Select from the records below every line that has the word "Nordtirol" in it.

─── STORED RECORDS

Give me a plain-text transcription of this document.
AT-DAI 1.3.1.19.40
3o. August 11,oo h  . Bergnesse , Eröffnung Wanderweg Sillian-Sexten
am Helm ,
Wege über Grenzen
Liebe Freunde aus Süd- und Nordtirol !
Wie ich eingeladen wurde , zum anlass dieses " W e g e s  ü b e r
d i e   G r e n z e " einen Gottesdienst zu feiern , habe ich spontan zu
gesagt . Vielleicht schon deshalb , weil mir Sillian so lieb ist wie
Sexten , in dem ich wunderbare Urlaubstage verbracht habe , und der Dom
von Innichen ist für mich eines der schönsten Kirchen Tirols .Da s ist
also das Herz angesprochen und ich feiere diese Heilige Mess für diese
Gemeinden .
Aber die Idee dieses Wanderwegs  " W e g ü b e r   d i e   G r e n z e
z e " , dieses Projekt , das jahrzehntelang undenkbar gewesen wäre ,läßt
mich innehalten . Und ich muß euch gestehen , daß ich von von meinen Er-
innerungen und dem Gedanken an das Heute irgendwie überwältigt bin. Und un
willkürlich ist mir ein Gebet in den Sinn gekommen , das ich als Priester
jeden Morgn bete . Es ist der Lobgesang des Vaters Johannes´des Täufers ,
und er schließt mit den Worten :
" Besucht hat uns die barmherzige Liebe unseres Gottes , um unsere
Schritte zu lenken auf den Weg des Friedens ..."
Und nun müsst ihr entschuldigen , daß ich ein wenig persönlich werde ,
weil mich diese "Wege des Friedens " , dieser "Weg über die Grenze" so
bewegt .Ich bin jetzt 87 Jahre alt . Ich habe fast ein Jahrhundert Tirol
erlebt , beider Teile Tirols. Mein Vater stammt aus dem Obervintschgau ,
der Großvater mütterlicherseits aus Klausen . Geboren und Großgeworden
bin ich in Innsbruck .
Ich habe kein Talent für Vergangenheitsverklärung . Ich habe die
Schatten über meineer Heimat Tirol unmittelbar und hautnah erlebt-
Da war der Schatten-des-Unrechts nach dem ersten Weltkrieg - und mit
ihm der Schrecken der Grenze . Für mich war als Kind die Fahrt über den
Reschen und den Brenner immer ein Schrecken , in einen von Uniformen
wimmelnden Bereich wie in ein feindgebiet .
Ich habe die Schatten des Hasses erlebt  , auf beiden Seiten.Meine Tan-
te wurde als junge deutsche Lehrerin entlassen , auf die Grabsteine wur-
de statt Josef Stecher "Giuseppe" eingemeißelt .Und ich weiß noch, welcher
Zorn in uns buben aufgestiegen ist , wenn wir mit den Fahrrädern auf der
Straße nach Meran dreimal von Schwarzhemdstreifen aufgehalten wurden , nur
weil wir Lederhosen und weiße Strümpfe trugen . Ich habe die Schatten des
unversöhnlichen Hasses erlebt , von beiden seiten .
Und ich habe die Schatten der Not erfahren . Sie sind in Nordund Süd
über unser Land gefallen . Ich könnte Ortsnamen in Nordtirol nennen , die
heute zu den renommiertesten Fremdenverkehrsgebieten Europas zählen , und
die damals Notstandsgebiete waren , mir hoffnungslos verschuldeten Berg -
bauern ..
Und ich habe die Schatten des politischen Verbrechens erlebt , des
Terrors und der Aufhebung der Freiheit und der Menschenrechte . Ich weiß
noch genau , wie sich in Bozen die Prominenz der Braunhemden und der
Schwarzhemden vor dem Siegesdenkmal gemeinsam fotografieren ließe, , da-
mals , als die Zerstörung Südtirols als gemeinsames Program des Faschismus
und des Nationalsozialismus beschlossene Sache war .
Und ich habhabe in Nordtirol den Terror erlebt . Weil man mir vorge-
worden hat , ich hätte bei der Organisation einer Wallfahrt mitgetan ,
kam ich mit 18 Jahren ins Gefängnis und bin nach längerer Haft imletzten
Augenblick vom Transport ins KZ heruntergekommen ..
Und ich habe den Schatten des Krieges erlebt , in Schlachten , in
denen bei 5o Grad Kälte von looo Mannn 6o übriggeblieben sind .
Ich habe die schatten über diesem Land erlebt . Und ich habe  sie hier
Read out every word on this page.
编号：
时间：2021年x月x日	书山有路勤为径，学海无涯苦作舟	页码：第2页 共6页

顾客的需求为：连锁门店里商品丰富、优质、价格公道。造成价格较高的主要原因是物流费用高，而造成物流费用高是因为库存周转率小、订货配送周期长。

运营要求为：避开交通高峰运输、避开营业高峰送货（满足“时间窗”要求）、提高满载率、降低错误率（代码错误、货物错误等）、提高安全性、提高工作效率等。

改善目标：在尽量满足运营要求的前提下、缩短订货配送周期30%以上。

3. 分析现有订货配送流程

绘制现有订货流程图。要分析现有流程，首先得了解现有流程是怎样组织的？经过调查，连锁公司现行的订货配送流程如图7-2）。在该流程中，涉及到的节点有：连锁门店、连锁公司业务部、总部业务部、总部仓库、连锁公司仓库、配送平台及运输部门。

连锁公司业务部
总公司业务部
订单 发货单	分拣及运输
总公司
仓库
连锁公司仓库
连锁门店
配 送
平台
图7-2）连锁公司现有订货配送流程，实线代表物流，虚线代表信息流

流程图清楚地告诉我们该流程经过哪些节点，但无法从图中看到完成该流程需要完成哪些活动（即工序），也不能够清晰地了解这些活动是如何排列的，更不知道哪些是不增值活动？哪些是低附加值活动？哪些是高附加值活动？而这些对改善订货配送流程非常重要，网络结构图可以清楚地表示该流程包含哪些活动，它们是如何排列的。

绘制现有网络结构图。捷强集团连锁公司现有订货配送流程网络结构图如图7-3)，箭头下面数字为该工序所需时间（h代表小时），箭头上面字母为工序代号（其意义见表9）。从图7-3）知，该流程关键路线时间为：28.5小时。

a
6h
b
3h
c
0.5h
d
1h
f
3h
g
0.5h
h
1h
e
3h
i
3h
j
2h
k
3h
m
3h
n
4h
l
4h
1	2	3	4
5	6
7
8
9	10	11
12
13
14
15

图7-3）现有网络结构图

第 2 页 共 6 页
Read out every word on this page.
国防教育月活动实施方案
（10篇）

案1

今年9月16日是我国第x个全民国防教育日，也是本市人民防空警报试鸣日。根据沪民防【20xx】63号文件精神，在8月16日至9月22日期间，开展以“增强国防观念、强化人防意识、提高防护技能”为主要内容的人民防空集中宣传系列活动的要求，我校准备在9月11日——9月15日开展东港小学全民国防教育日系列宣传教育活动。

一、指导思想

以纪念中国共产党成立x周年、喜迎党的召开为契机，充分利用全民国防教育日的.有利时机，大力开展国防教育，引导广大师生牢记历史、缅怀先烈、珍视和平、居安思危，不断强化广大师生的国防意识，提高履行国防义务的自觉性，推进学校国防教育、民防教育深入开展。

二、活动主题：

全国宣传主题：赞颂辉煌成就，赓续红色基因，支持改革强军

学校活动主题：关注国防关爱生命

──────

_RESULT OF THE EXERCISE_:
Liebe Freunde aus Süd- und Nordtirol !
über unser Land gefallen . Ich könnte Ortsnamen in Nordtirol nennen , die
Und ich habhabe in Nordtirol den Terror erlebt . Weil man mir vorge-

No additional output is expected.